### Source text
▶

The problem, and I don’t think I am being too bold in speaking for most Ducks fans — save perhaps for Phil Knight himself and precious few others who have been graduate students there — is that there is just not an emotional connection there with the program in Palo Alto. There’s nothing to build an excellent rivalry upon.
We can’t “hate” Stanford the way that we disdain Washington because it is like unseemly bullying. We can’t patronize them as “little brother” like we can with OS(u) because they are a world class institution, not a land grant cow college with a stolen engineering program. We don’t have the recruiting battles and recent shared program history with them like we do with the Golden Bears. Finally, we cannot simply ignore them like everyone does Washington State.
Stanford is something else entirely. They have become the alleged threat to our dominance of the Pac-12 North, but they do not play the role very convincingly. It’s as if their collective hearts aren’t really into being our foil. No doubt part of that is the fact that they consider the Bears and the Trojans the same way we regard the beavises and the doogs. There is a subtext to Stanford’s role in the North. It’s like they don’t belong. They simply aren’t like the other programs in the division. In fact, they are quite alien. Frankly, they are collectively like the Drac in 1985’s Enemy Mine, a cult classic sci-fi movie starring Louis Gossett Jr., and Dennis Quaid as mortal enemy pilots who bond after being marooned together.

◀

In the Stanford passage, list every program that the paragraph beginning "We can’t “hate” Stanford" compares with Stanford. The records are separate material with no connection to the Stanford passage.

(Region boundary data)

▶

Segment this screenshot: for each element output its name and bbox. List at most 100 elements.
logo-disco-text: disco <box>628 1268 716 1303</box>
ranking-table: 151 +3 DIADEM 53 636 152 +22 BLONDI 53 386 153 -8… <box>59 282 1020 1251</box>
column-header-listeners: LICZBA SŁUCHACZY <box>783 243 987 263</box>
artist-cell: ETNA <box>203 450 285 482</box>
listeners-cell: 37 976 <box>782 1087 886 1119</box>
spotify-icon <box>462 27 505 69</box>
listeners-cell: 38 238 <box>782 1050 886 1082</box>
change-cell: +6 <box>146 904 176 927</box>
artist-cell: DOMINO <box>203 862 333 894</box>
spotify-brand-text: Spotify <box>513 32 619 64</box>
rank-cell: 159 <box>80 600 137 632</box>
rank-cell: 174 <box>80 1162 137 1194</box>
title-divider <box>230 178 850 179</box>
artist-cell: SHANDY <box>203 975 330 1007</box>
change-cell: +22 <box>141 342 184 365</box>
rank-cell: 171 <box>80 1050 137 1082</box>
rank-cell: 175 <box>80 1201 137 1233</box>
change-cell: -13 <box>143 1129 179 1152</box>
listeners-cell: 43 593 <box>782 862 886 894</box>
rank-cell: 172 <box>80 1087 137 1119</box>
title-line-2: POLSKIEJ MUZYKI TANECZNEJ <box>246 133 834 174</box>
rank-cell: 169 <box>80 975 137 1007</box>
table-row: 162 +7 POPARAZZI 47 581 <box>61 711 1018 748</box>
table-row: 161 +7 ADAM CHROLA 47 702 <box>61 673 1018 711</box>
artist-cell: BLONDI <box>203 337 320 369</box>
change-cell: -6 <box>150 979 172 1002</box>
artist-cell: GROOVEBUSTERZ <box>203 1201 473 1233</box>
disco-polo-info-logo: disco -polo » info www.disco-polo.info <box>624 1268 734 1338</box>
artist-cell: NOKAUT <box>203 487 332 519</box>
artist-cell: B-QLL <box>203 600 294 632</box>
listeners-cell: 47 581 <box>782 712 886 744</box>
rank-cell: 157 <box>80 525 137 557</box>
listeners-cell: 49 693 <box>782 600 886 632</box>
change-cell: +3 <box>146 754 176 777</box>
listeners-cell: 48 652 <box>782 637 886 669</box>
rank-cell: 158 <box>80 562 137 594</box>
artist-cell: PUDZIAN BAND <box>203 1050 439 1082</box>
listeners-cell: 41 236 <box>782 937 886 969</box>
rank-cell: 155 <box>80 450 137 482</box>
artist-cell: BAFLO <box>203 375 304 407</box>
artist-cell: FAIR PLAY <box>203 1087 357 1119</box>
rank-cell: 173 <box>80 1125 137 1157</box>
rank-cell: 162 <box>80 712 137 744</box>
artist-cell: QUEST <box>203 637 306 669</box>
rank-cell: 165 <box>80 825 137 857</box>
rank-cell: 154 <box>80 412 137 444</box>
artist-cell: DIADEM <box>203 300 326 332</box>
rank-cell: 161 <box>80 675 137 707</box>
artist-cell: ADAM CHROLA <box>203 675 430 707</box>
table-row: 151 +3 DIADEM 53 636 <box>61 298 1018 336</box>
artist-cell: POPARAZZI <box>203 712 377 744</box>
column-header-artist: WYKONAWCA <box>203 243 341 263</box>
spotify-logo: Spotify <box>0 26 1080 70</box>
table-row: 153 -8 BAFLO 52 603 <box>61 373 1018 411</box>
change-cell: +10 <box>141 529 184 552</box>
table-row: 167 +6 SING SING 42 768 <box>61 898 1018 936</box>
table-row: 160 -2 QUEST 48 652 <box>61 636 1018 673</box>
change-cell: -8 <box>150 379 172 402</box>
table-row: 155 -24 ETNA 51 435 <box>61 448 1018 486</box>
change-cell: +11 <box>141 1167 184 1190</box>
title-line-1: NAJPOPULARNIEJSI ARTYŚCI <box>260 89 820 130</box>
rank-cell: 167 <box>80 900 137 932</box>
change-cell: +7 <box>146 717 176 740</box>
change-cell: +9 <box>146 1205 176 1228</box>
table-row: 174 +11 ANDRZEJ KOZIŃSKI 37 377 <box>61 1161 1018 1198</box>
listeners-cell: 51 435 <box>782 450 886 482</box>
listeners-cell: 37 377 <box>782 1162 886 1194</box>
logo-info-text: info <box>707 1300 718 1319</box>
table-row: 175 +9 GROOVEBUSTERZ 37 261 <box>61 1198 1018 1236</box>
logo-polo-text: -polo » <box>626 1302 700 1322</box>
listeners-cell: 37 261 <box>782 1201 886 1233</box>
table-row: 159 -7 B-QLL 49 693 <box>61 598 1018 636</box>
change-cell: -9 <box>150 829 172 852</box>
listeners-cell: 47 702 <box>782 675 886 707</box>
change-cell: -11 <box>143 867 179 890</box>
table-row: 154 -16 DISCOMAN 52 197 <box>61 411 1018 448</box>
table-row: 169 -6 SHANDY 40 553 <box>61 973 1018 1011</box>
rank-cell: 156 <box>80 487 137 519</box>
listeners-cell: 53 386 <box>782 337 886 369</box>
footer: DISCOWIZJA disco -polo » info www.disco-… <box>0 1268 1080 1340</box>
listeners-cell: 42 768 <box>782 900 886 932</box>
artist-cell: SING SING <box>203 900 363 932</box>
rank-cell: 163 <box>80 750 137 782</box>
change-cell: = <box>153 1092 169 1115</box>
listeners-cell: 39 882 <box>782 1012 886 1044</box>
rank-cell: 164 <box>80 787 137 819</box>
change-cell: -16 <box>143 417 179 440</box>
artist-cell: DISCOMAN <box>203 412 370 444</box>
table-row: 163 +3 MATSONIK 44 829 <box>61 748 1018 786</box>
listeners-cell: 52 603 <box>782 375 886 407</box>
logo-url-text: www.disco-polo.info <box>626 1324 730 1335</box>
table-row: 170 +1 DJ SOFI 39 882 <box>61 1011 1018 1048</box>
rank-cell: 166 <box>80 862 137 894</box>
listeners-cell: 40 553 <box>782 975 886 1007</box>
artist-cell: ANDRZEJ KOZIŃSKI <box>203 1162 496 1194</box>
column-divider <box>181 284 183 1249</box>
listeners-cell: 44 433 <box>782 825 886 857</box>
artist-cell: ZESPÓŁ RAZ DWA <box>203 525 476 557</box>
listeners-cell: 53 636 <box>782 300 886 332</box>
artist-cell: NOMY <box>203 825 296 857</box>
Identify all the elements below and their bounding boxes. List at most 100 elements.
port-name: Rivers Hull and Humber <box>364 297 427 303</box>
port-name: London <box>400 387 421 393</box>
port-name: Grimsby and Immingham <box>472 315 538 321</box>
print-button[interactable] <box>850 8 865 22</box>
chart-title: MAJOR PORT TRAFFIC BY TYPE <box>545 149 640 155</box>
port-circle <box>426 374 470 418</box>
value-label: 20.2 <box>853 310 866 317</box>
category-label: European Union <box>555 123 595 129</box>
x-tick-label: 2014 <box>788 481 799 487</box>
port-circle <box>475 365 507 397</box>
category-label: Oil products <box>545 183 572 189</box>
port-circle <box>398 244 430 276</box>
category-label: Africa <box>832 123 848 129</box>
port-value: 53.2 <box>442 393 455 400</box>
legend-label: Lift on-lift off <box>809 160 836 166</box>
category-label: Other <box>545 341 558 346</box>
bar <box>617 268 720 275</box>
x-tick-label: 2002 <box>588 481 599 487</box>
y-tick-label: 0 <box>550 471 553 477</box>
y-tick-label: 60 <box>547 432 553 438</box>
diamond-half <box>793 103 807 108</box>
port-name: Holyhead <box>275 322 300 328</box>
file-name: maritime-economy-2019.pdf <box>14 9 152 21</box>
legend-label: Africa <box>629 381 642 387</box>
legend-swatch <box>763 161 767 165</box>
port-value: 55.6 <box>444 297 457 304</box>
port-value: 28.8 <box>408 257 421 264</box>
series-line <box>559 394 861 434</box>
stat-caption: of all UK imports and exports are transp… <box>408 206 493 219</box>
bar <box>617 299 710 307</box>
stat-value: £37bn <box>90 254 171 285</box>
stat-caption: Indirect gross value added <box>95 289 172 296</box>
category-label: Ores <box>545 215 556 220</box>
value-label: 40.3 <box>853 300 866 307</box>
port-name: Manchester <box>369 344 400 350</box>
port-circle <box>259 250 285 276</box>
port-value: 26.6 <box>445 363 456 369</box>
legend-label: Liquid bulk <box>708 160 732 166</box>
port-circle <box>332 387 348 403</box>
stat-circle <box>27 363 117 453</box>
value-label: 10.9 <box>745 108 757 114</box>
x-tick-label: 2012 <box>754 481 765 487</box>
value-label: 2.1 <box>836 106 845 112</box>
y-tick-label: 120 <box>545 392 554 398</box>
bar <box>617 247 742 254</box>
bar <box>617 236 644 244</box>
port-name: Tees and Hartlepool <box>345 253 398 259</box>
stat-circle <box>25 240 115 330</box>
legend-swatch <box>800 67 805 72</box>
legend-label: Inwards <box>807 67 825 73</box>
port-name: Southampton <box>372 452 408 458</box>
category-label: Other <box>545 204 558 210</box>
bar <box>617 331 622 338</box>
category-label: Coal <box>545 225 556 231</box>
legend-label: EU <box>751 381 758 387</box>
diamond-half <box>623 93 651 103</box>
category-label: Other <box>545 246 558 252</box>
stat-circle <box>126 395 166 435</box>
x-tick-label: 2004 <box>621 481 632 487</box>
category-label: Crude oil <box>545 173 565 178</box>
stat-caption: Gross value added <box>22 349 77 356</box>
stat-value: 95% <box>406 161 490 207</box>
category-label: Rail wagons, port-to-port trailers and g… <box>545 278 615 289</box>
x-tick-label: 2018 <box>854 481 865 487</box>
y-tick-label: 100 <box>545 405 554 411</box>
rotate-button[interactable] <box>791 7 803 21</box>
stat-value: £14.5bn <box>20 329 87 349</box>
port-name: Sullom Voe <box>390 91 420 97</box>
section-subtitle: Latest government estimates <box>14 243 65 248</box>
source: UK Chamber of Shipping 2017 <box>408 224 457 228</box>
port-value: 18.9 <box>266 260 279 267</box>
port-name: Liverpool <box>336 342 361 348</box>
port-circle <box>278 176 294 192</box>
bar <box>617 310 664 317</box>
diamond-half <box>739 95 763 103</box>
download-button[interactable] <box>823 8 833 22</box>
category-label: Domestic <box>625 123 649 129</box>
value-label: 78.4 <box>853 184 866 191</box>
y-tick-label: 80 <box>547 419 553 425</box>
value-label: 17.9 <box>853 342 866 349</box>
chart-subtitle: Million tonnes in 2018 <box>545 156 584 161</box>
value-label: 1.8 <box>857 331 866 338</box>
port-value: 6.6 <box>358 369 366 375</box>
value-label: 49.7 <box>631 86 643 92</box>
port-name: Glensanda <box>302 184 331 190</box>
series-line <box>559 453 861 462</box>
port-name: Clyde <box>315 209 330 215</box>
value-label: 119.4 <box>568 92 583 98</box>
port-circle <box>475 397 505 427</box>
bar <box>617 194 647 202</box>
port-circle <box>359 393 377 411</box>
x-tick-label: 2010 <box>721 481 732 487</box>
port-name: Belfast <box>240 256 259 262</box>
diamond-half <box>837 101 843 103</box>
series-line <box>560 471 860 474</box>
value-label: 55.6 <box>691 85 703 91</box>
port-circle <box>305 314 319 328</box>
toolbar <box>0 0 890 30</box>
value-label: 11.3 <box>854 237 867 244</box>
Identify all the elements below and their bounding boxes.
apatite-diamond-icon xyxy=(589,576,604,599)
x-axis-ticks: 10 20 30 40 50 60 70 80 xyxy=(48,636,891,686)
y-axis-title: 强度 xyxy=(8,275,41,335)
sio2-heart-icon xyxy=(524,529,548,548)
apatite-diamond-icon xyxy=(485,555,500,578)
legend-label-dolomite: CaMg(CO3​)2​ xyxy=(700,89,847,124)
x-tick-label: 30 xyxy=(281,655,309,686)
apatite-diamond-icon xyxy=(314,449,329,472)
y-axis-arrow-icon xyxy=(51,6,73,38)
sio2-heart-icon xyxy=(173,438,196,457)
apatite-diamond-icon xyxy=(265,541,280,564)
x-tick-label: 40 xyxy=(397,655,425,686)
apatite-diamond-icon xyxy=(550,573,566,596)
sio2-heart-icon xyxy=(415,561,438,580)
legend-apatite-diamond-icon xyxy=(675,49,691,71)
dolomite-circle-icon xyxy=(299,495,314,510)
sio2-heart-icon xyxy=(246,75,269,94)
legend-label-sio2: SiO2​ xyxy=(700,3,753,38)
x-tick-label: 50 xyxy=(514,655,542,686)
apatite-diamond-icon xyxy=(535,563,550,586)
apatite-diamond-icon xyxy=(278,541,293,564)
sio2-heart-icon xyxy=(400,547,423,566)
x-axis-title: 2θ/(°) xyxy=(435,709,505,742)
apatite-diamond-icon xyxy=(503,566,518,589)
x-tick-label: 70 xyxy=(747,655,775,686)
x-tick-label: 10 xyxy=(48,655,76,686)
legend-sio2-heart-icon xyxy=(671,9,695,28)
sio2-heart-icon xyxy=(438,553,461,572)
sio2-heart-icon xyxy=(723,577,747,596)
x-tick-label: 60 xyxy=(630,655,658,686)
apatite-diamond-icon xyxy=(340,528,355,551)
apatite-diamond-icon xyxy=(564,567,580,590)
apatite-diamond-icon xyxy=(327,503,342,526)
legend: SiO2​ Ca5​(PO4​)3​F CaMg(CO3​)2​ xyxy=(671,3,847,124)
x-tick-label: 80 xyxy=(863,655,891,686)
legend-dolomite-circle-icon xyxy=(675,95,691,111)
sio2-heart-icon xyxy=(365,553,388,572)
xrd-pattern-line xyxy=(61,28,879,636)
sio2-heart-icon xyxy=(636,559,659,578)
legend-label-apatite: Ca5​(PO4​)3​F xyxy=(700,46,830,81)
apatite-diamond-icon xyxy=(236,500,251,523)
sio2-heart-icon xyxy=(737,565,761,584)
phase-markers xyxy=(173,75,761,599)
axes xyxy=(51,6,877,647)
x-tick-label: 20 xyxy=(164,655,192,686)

◀

### Solution
Washington, OS(u), the Golden Bears, Washington State